**WHAT IS REQUIRED:** Repeat the material below exactly, line for line.

**DATA LINES:**

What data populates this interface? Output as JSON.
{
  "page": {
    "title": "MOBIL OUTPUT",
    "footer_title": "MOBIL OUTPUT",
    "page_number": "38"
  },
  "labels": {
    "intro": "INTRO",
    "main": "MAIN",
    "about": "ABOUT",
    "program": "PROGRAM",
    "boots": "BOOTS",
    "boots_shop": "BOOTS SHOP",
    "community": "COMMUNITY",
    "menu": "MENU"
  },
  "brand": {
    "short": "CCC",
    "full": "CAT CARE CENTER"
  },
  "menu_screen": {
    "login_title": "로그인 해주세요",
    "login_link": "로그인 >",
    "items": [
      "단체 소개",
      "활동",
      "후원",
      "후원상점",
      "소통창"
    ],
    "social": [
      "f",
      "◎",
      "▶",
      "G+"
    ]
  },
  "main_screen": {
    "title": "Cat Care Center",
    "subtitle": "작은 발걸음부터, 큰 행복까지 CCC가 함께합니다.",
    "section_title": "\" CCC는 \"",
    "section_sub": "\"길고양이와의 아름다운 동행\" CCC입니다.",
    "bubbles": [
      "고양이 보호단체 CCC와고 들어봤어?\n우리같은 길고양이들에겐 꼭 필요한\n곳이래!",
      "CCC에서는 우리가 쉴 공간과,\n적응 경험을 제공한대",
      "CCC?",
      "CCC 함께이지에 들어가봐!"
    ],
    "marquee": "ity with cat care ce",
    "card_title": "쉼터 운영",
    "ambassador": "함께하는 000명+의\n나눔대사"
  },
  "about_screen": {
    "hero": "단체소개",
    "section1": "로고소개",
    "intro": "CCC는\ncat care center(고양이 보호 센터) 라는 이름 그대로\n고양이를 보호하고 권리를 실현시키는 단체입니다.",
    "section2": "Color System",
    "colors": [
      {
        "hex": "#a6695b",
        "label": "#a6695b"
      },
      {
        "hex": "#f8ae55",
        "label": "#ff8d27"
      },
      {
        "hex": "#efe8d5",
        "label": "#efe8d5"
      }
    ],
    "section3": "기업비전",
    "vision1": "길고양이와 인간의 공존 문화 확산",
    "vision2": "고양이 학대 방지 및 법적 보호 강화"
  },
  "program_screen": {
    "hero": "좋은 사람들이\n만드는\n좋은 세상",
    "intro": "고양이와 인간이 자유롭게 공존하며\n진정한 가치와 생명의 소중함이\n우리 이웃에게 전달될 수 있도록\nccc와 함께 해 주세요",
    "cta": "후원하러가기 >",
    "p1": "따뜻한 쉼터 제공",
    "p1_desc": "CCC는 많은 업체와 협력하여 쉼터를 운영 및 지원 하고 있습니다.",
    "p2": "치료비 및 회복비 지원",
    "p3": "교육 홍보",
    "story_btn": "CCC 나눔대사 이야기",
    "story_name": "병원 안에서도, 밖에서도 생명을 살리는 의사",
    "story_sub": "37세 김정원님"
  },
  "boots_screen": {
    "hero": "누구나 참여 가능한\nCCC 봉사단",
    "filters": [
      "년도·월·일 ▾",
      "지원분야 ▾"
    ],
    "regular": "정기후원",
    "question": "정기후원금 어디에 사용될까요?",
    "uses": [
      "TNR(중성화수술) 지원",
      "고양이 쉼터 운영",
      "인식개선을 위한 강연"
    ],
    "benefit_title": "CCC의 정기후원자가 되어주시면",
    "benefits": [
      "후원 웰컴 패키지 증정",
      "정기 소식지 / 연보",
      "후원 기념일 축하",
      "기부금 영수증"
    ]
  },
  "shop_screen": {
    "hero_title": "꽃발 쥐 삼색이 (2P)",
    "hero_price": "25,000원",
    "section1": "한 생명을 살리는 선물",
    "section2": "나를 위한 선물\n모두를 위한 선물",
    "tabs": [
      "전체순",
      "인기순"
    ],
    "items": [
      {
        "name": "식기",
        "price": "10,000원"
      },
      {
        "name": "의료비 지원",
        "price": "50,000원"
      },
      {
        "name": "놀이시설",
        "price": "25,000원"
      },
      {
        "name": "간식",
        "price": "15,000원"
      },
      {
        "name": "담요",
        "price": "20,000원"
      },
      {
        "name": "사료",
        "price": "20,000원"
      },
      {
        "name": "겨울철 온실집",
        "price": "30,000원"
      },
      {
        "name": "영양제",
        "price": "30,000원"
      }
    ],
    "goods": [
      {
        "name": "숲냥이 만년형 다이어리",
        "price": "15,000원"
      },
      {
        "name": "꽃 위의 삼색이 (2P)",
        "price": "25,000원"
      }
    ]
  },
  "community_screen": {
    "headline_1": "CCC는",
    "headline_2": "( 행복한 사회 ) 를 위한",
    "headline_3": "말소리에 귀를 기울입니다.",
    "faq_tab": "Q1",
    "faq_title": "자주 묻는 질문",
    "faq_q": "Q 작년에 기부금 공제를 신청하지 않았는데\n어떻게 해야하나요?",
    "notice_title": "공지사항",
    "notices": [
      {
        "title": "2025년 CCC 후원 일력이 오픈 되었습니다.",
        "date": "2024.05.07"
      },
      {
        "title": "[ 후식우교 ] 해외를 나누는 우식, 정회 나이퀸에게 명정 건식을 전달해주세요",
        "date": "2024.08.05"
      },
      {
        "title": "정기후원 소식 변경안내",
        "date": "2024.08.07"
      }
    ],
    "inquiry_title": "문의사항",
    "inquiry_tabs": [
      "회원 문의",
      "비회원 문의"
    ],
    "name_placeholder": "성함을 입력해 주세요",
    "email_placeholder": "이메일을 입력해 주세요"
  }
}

**EXERCISE OUTPUT:**
What data populates this interface? Output as JSON.
{
  "page": {
    "title": "MOBIL OUTPUT",
    "footer_title": "MOBIL OUTPUT",
    "page_number": "38"
  },
  "labels": {
    "intro": "INTRO",
    "main": "MAIN",
    "about": "ABOUT",
    "program": "PROGRAM",
    "boots": "BOOTS",
    "boots_shop": "BOOTS SHOP",
    "community": "COMMUNITY",
    "menu": "MENU"
  },
  "brand": {
    "short": "CCC",
    "full": "CAT CARE CENTER"
  },
  "menu_screen": {
    "login_title": "로그인 해주세요",
    "login_link": "로그인 >",
    "items": [
      "단체 소개",
      "활동",
      "후원",
      "후원상점",
      "소통창"
    ],
    "social": [
      "f",
      "◎",
      "▶",
      "G+"
    ]
  },
  "main_screen": {
    "title": "Cat Care Center",
    "subtitle": "작은 발걸음부터, 큰 행복까지 CCC가 함께합니다.",
    "section_title": "\" CCC는 \"",
    "section_sub": "\"길고양이와의 아름다운 동행\" CCC입니다.",
    "bubbles": [
      "고양이 보호단체 CCC와고 들어봤어?\n우리같은 길고양이들에겐 꼭 필요한\n곳이래!",
      "CCC에서는 우리가 쉴 공간과,\n적응 경험을 제공한대",
      "CCC?",
      "CCC 함께이지에 들어가봐!"
    ],
    "marquee": "ity with cat care ce",
    "card_title": "쉼터 운영",
    "ambassador": "함께하는 000명+의\n나눔대사"
  },
  "about_screen": {
    "hero": "단체소개",
    "section1": "로고소개",
    "intro": "CCC는\ncat care center(고양이 보호 센터) 라는 이름 그대로\n고양이를 보호하고 권리를 실현시키는 단체입니다.",
    "section2": "Color System",
    "colors": [
      {
        "hex": "#a6695b",
        "label": "#a6695b"
      },
      {
        "hex": "#f8ae55",
        "label": "#ff8d27"
      },
      {
        "hex": "#efe8d5",
        "label": "#efe8d5"
      }
    ],
    "section3": "기업비전",
    "vision1": "길고양이와 인간의 공존 문화 확산",
    "vision2": "고양이 학대 방지 및 법적 보호 강화"
  },
  "program_screen": {
    "hero": "좋은 사람들이\n만드는\n좋은 세상",
    "intro": "고양이와 인간이 자유롭게 공존하며\n진정한 가치와 생명의 소중함이\n우리 이웃에게 전달될 수 있도록\nccc와 함께 해 주세요",
    "cta": "후원하러가기 >",
    "p1": "따뜻한 쉼터 제공",
    "p1_desc": "CCC는 많은 업체와 협력하여 쉼터를 운영 및 지원 하고 있습니다.",
    "p2": "치료비 및 회복비 지원",
    "p3": "교육 홍보",
    "story_btn": "CCC 나눔대사 이야기",
    "story_name": "병원 안에서도, 밖에서도 생명을 살리는 의사",
    "story_sub": "37세 김정원님"
  },
  "boots_screen": {
    "hero": "누구나 참여 가능한\nCCC 봉사단",
    "filters": [
      "년도·월·일 ▾",
      "지원분야 ▾"
    ],
    "regular": "정기후원",
    "question": "정기후원금 어디에 사용될까요?",
    "uses": [
      "TNR(중성화수술) 지원",
      "고양이 쉼터 운영",
      "인식개선을 위한 강연"
    ],
    "benefit_title": "CCC의 정기후원자가 되어주시면",
    "benefits": [
      "후원 웰컴 패키지 증정",
      "정기 소식지 / 연보",
      "후원 기념일 축하",
      "기부금 영수증"
    ]
  },
  "shop_screen": {
    "hero_title": "꽃발 쥐 삼색이 (2P)",
    "hero_price": "25,000원",
    "section1": "한 생명을 살리는 선물",
    "section2": "나를 위한 선물\n모두를 위한 선물",
    "tabs": [
      "전체순",
      "인기순"
    ],
    "items": [
      {
        "name": "식기",
        "price": "10,000원"
      },
      {
        "name": "의료비 지원",
        "price": "50,000원"
      },
      {
        "name": "놀이시설",
        "price": "25,000원"
      },
      {
        "name": "간식",
        "price": "15,000원"
      },
      {
        "name": "담요",
        "price": "20,000원"
      },
      {
        "name": "사료",
        "price": "20,000원"
      },
      {
        "name": "겨울철 온실집",
        "price": "30,000원"
      },
      {
        "name": "영양제",
        "price": "30,000원"
      }
    ],
    "goods": [
      {
        "name": "숲냥이 만년형 다이어리",
        "price": "15,000원"
      },
      {
        "name": "꽃 위의 삼색이 (2P)",
        "price": "25,000원"
      }
    ]
  },
  "community_screen": {
    "headline_1": "CCC는",
    "headline_2": "( 행복한 사회 ) 를 위한",
    "headline_3": "말소리에 귀를 기울입니다.",
    "faq_tab": "Q1",
    "faq_title": "자주 묻는 질문",
    "faq_q": "Q 작년에 기부금 공제를 신청하지 않았는데\n어떻게 해야하나요?",
    "notice_title": "공지사항",
    "notices": [
      {
        "title": "2025년 CCC 후원 일력이 오픈 되었습니다.",
        "date": "2024.05.07"
      },
      {
        "title": "[ 후식우교 ] 해외를 나누는 우식, 정회 나이퀸에게 명정 건식을 전달해주세요",
        "date": "2024.08.05"
      },
      {
        "title": "정기후원 소식 변경안내",
        "date": "2024.08.07"
      }
    ],
    "inquiry_title": "문의사항",
    "inquiry_tabs": [
      "회원 문의",
      "비회원 문의"
    ],
    "name_placeholder": "성함을 입력해 주세요",
    "email_placeholder": "이메일을 입력해 주세요"
  }
}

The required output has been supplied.